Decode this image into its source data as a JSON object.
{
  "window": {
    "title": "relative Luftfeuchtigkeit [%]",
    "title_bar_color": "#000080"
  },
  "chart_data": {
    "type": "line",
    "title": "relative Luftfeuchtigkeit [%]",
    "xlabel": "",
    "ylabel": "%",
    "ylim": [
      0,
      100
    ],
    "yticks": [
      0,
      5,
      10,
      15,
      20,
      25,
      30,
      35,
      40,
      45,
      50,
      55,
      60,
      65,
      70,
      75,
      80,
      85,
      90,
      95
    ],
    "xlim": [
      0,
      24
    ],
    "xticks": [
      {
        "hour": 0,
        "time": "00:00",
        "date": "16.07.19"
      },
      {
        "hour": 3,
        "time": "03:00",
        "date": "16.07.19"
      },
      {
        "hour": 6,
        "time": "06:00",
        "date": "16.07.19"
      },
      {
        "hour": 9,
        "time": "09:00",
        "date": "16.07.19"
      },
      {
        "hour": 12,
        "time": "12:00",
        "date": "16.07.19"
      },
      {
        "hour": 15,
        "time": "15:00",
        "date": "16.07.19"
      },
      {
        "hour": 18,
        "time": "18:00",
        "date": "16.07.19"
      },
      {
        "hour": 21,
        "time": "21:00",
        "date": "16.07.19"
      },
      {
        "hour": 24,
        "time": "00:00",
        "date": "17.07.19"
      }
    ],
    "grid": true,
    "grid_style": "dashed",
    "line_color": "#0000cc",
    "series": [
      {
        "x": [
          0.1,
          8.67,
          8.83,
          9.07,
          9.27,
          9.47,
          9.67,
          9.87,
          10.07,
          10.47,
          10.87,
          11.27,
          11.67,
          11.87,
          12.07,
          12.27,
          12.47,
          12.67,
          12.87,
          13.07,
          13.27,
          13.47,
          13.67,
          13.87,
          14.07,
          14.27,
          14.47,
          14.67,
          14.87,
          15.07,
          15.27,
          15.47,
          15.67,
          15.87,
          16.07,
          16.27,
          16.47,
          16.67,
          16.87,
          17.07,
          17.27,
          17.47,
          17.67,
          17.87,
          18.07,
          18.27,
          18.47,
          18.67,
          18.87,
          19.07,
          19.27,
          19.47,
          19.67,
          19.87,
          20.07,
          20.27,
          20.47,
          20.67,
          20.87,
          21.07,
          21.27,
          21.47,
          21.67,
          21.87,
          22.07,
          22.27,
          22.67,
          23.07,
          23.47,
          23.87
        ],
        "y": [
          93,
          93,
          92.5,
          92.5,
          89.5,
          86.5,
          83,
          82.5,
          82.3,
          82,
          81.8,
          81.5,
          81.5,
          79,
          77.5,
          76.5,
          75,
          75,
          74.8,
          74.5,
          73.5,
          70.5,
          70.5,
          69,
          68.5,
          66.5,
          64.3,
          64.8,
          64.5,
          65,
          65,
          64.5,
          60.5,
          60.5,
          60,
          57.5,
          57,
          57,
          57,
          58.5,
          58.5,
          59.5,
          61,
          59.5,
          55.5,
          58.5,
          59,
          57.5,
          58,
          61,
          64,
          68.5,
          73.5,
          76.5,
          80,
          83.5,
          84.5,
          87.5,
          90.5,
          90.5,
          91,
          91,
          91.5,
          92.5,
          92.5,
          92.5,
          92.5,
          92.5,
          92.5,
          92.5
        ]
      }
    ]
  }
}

Short exercise: Copy every record exactly as presented.

Solved problem:
Decode this image into its source data as a JSON object.
{
  "window": {
    "title": "relative Luftfeuchtigkeit [%]",
    "title_bar_color": "#000080"
  },
  "chart_data": {
    "type": "line",
    "title": "relative Luftfeuchtigkeit [%]",
    "xlabel": "",
    "ylabel": "%",
    "ylim": [
      0,
      100
    ],
    "yticks": [
      0,
      5,
      10,
      15,
      20,
      25,
      30,
      35,
      40,
      45,
      50,
      55,
      60,
      65,
      70,
      75,
      80,
      85,
      90,
      95
    ],
    "xlim": [
      0,
      24
    ],
    "xticks": [
      {
        "hour": 0,
        "time": "00:00",
        "date": "16.07.19"
      },
      {
        "hour": 3,
        "time": "03:00",
        "date": "16.07.19"
      },
      {
        "hour": 6,
        "time": "06:00",
        "date": "16.07.19"
      },
      {
        "hour": 9,
        "time": "09:00",
        "date": "16.07.19"
      },
      {
        "hour": 12,
        "time": "12:00",
        "date": "16.07.19"
      },
      {
        "hour": 15,
        "time": "15:00",
        "date": "16.07.19"
      },
      {
        "hour": 18,
        "time": "18:00",
        "date": "16.07.19"
      },
      {
        "hour": 21,
        "time": "21:00",
        "date": "16.07.19"
      },
      {
        "hour": 24,
        "time": "00:00",
        "date": "17.07.19"
      }
    ],
    "grid": true,
    "grid_style": "dashed",
    "line_color": "#0000cc",
    "series": [
      {
        "x": [
          0.1,
          8.67,
          8.83,
          9.07,
          9.27,
          9.47,
          9.67,
          9.87,
          10.07,
          10.47,
          10.87,
          11.27,
          11.67,
          11.87,
          12.07,
          12.27,
          12.47,
          12.67,
          12.87,
          13.07,
          13.27,
          13.47,
          13.67,
          13.87,
          14.07,
          14.27,
          14.47,
          14.67,
          14.87,
          15.07,
          15.27,
          15.47,
          15.67,
          15.87,
          16.07,
          16.27,
          16.47,
          16.67,
          16.87,
          17.07,
          17.27,
          17.47,
          17.67,
          17.87,
          18.07,
          18.27,
          18.47,
          18.67,
          18.87,
          19.07,
          19.27,
          19.47,
          19.67,
          19.87,
          20.07,
          20.27,
          20.47,
          20.67,
          20.87,
          21.07,
          21.27,
          21.47,
          21.67,
          21.87,
          22.07,
          22.27,
          22.67,
          23.07,
          23.47,
          23.87
        ],
        "y": [
          93,
          93,
          92.5,
          92.5,
          89.5,
          86.5,
          83,
          82.5,
          82.3,
          82,
          81.8,
          81.5,
          81.5,
          79,
          77.5,
          76.5,
          75,
          75,
          74.8,
          74.5,
          73.5,
          70.5,
          70.5,
          69,
          68.5,
          66.5,
          64.3,
          64.8,
          64.5,
          65,
          65,
          64.5,
          60.5,
          60.5,
          60,
          57.5,
          57,
          57,
          57,
          58.5,
          58.5,
          59.5,
          61,
          59.5,
          55.5,
          58.5,
          59,
          57.5,
          58,
          61,
          64,
          68.5,
          73.5,
          76.5,
          80,
          83.5,
          84.5,
          87.5,
          90.5,
          90.5,
          91,
          91,
          91.5,
          92.5,
          92.5,
          92.5,
          92.5,
          92.5,
          92.5,
          92.5
        ]
      }
    ]
  }
}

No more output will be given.